[Records from a data source]
= = = =
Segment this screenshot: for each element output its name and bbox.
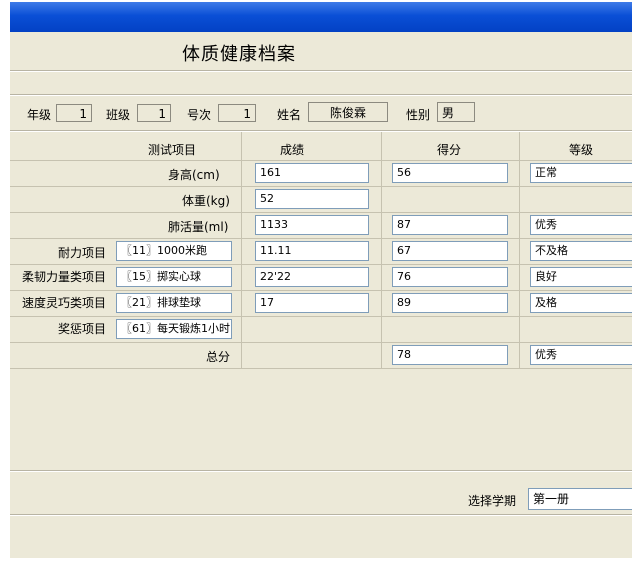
row-label-speed: 速度灵巧类项目 (22, 296, 107, 310)
number-field: 1 (218, 104, 256, 122)
speed-project-input[interactable]: 〖21〗排球垫球 (116, 293, 232, 313)
weight-score-input[interactable]: 52 (255, 189, 369, 209)
number-label: 号次 (187, 108, 212, 122)
flexibility-project-input[interactable]: 〖15〗掷实心球 (116, 267, 232, 287)
total-points-input[interactable]: 78 (392, 345, 508, 365)
row-border (10, 316, 632, 317)
row-border (10, 368, 632, 369)
divider (10, 514, 632, 516)
row-label-flexibility: 柔韧力量类项目 (22, 270, 107, 284)
name-field: 陈俊霖 (308, 102, 388, 122)
endurance-score-input[interactable]: 11.11 (255, 241, 369, 261)
header-score: 成绩 (280, 143, 305, 157)
lung-score-input[interactable]: 1133 (255, 215, 369, 235)
row-label-weight: 体重(kg) (182, 194, 230, 208)
name-label: 姓名 (277, 108, 302, 122)
row-border (10, 238, 632, 239)
height-points-input[interactable]: 56 (392, 163, 508, 183)
row-label-reward: 奖惩项目 (58, 322, 107, 336)
class-field: 1 (137, 104, 171, 122)
height-score-input[interactable]: 161 (255, 163, 369, 183)
height-level-input[interactable]: 正常 (530, 163, 632, 183)
app-window: 体质健康档案 年级 1 班级 1 号次 1 姓名 陈俊霖 性别 男 测试项目 成… (10, 2, 632, 558)
grade-field: 1 (56, 104, 92, 122)
divider (10, 94, 632, 96)
row-border (10, 212, 632, 213)
row-border (10, 342, 632, 343)
reward-project-input[interactable]: 〖61〗每天锻炼1小时 (116, 319, 232, 339)
lung-level-input[interactable]: 优秀 (530, 215, 632, 235)
grade-label: 年级 (27, 108, 52, 122)
total-label: 总分 (206, 350, 231, 364)
title-bar[interactable] (10, 2, 632, 32)
row-border (10, 186, 632, 187)
semester-select[interactable]: 第一册 (528, 488, 632, 510)
divider (10, 470, 632, 472)
table-top-border (10, 130, 632, 132)
row-label-endurance: 耐力项目 (58, 246, 107, 260)
header-points: 得分 (437, 143, 462, 157)
gender-field: 男 (437, 102, 475, 122)
gender-label: 性别 (406, 108, 431, 122)
header-item: 测试项目 (148, 143, 197, 157)
row-border (10, 160, 632, 161)
class-label: 班级 (106, 108, 131, 122)
speed-score-input[interactable]: 17 (255, 293, 369, 313)
page-title: 体质健康档案 (182, 44, 296, 65)
flexibility-level-input[interactable]: 良好 (530, 267, 632, 287)
flexibility-score-input[interactable]: 22'22 (255, 267, 369, 287)
speed-level-input[interactable]: 及格 (530, 293, 632, 313)
endurance-level-input[interactable]: 不及格 (530, 241, 632, 261)
col-border (241, 132, 242, 368)
speed-points-input[interactable]: 89 (392, 293, 508, 313)
endurance-project-input[interactable]: 〖11〗1000米跑 (116, 241, 232, 261)
col-border (519, 132, 520, 368)
header-level: 等级 (569, 143, 594, 157)
semester-label: 选择学期 (468, 494, 517, 508)
total-level-input[interactable]: 优秀 (530, 345, 632, 365)
divider (10, 70, 632, 72)
row-label-height: 身高(cm) (168, 168, 220, 182)
flexibility-points-input[interactable]: 76 (392, 267, 508, 287)
row-border (10, 290, 632, 291)
col-border (381, 132, 382, 368)
endurance-points-input[interactable]: 67 (392, 241, 508, 261)
row-label-lung: 肺活量(ml) (168, 220, 229, 234)
row-border (10, 264, 632, 265)
lung-points-input[interactable]: 87 (392, 215, 508, 235)
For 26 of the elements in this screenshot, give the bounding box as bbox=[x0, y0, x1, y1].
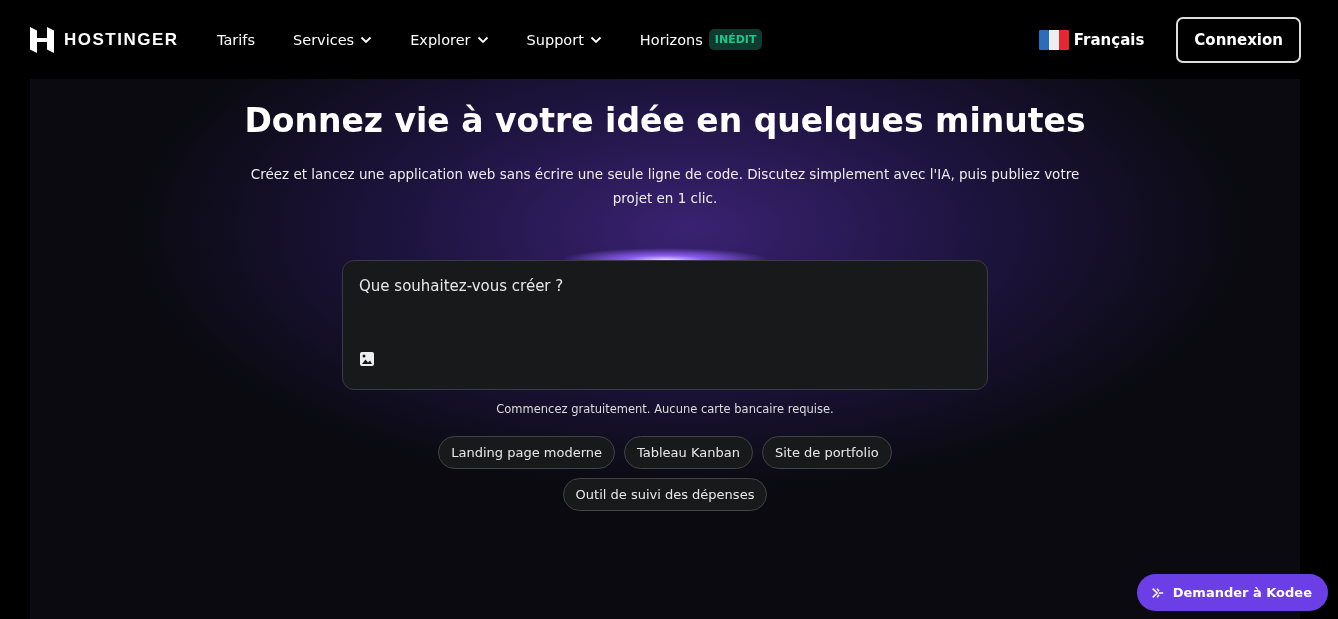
flag-icon bbox=[1038, 29, 1069, 50]
nav-link[interactable]: Services bbox=[293, 31, 355, 48]
nav-link[interactable]: Tarifs bbox=[217, 31, 255, 48]
login-button[interactable]: Connexion bbox=[1176, 16, 1301, 63]
chat-button[interactable]: Demander à Kodee bbox=[1136, 574, 1328, 611]
chevron-down-icon[interactable] bbox=[476, 35, 489, 44]
suggestion-chip[interactable]: Site de portfolio bbox=[761, 436, 892, 469]
logo-icon[interactable] bbox=[30, 25, 54, 54]
suggestion-chip[interactable]: Landing page moderne bbox=[438, 436, 615, 469]
hero-title: Donnez vie à votre idée en quelques minutes bbox=[244, 101, 1086, 140]
prompt-field[interactable]: Que souhaitez-vous créer ? bbox=[359, 277, 971, 351]
sparkle-icon bbox=[1150, 585, 1165, 600]
logo-wordmark[interactable]: HOSTINGER bbox=[64, 29, 179, 50]
suggestion-chip[interactable]: Outil de suivi des dépenses bbox=[562, 478, 768, 511]
nav-link[interactable]: Explorer bbox=[410, 31, 471, 48]
hero-subtitle: Créez et lancez une application web sans écrire une seule ligne de code. Discutez simplement avec l'IA, puis publiez votre projet en 1 clic. bbox=[249, 165, 1081, 208]
image-icon[interactable] bbox=[359, 351, 375, 367]
nav-link[interactable]: Horizons bbox=[639, 31, 703, 48]
free-note: Commencez gratuitement. Aucune carte bancaire requise. bbox=[496, 402, 834, 416]
chevron-down-icon[interactable] bbox=[589, 35, 602, 44]
new-badge: INÉDIT bbox=[708, 29, 763, 50]
prompt-input[interactable]: Que souhaitez-vous créer ? bbox=[342, 260, 988, 390]
suggestion-chip[interactable]: Tableau Kanban bbox=[624, 436, 753, 469]
nav-link[interactable]: Support bbox=[526, 31, 584, 48]
chevron-down-icon[interactable] bbox=[360, 35, 373, 44]
language-selector[interactable]: Français bbox=[1038, 29, 1145, 50]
= = = =
§ SHORT PROBLEM
Reproduce every row above word for word, leaving out the pictures.

§ THE RESULT
Segment this screenshot: for each element output its name and bbox.
row-label-speed: 速度灵巧类项目 (22, 296, 107, 310)
number-field: 1 (218, 104, 256, 122)
speed-project-input[interactable]: 〖21〗排球垫球 (116, 293, 232, 313)
weight-score-input[interactable]: 52 (255, 189, 369, 209)
number-label: 号次 (187, 108, 212, 122)
flexibility-project-input[interactable]: 〖15〗掷实心球 (116, 267, 232, 287)
total-points-input[interactable]: 78 (392, 345, 508, 365)
row-border (10, 316, 632, 317)
row-border (10, 368, 632, 369)
divider (10, 514, 632, 516)
row-label-flexibility: 柔韧力量类项目 (22, 270, 107, 284)
name-field: 陈俊霖 (308, 102, 388, 122)
endurance-score-input[interactable]: 11.11 (255, 241, 369, 261)
header-score: 成绩 (280, 143, 305, 157)
lung-score-input[interactable]: 1133 (255, 215, 369, 235)
row-label-weight: 体重(kg) (182, 194, 230, 208)
name-label: 姓名 (277, 108, 302, 122)
row-border (10, 238, 632, 239)
height-points-input[interactable]: 56 (392, 163, 508, 183)
row-label-reward: 奖惩项目 (58, 322, 107, 336)
class-field: 1 (137, 104, 171, 122)
height-score-input[interactable]: 161 (255, 163, 369, 183)
height-level-input[interactable]: 正常 (530, 163, 632, 183)
app-window: 体质健康档案 年级 1 班级 1 号次 1 姓名 陈俊霖 性别 男 测试项目 成… (10, 2, 632, 558)
grade-field: 1 (56, 104, 92, 122)
divider (10, 94, 632, 96)
row-border (10, 212, 632, 213)
row-border (10, 342, 632, 343)
reward-project-input[interactable]: 〖61〗每天锻炼1小时 (116, 319, 232, 339)
lung-level-input[interactable]: 优秀 (530, 215, 632, 235)
grade-label: 年级 (27, 108, 52, 122)
total-label: 总分 (206, 350, 231, 364)
title-bar[interactable] (10, 2, 632, 32)
row-border (10, 186, 632, 187)
semester-select[interactable]: 第一册 (528, 488, 632, 510)
divider (10, 470, 632, 472)
table-top-border (10, 130, 632, 132)
row-label-endurance: 耐力项目 (58, 246, 107, 260)
header-points: 得分 (437, 143, 462, 157)
gender-field: 男 (437, 102, 475, 122)
gender-label: 性别 (406, 108, 431, 122)
header-item: 测试项目 (148, 143, 197, 157)
row-border (10, 160, 632, 161)
class-label: 班级 (106, 108, 131, 122)
speed-score-input[interactable]: 17 (255, 293, 369, 313)
page-title: 体质健康档案 (182, 44, 296, 65)
flexibility-level-input[interactable]: 良好 (530, 267, 632, 287)
flexibility-score-input[interactable]: 22'22 (255, 267, 369, 287)
speed-level-input[interactable]: 及格 (530, 293, 632, 313)
endurance-level-input[interactable]: 不及格 (530, 241, 632, 261)
col-border (241, 132, 242, 368)
speed-points-input[interactable]: 89 (392, 293, 508, 313)
endurance-project-input[interactable]: 〖11〗1000米跑 (116, 241, 232, 261)
col-border (519, 132, 520, 368)
header-level: 等级 (569, 143, 594, 157)
semester-label: 选择学期 (468, 494, 517, 508)
total-level-input[interactable]: 优秀 (530, 345, 632, 365)
divider (10, 70, 632, 72)
row-label-height: 身高(cm) (168, 168, 220, 182)
flexibility-points-input[interactable]: 76 (392, 267, 508, 287)
row-border (10, 290, 632, 291)
col-border (381, 132, 382, 368)
endurance-points-input[interactable]: 67 (392, 241, 508, 261)
row-label-lung: 肺活量(ml) (168, 220, 229, 234)
row-border (10, 264, 632, 265)
lung-points-input[interactable]: 87 (392, 215, 508, 235)
For 26 of the elements in this screenshot, give the bounding box as bbox=[x0, y0, x1, y1].
flag-icon bbox=[1038, 29, 1069, 50]
nav-link[interactable]: Services bbox=[293, 31, 355, 48]
nav-link[interactable]: Tarifs bbox=[217, 31, 255, 48]
login-button[interactable]: Connexion bbox=[1176, 16, 1301, 63]
chat-button[interactable]: Demander à Kodee bbox=[1136, 574, 1328, 611]
chevron-down-icon[interactable] bbox=[476, 35, 489, 44]
suggestion-chip[interactable]: Site de portfolio bbox=[761, 436, 892, 469]
logo-icon[interactable] bbox=[30, 25, 54, 54]
suggestion-chip[interactable]: Landing page moderne bbox=[438, 436, 615, 469]
hero-title: Donnez vie à votre idée en quelques minutes bbox=[244, 101, 1086, 140]
prompt-field[interactable]: Que souhaitez-vous créer ? bbox=[359, 277, 971, 351]
sparkle-icon bbox=[1150, 585, 1165, 600]
logo-wordmark[interactable]: HOSTINGER bbox=[64, 29, 179, 50]
suggestion-chip[interactable]: Outil de suivi des dépenses bbox=[562, 478, 768, 511]
nav-link[interactable]: Explorer bbox=[410, 31, 471, 48]
hero-subtitle: Créez et lancez une application web sans écrire une seule ligne de code. Discutez simplement avec l'IA, puis publiez votre projet en 1 clic. bbox=[249, 165, 1081, 208]
image-icon[interactable] bbox=[359, 351, 375, 367]
nav-link[interactable]: Horizons bbox=[639, 31, 703, 48]
free-note: Commencez gratuitement. Aucune carte bancaire requise. bbox=[496, 402, 834, 416]
chevron-down-icon[interactable] bbox=[589, 35, 602, 44]
new-badge: INÉDIT bbox=[708, 29, 763, 50]
prompt-input[interactable]: Que souhaitez-vous créer ? bbox=[342, 260, 988, 390]
suggestion-chip[interactable]: Tableau Kanban bbox=[624, 436, 753, 469]
nav-link[interactable]: Support bbox=[526, 31, 584, 48]
chevron-down-icon[interactable] bbox=[360, 35, 373, 44]
language-selector[interactable]: Français bbox=[1038, 29, 1145, 50]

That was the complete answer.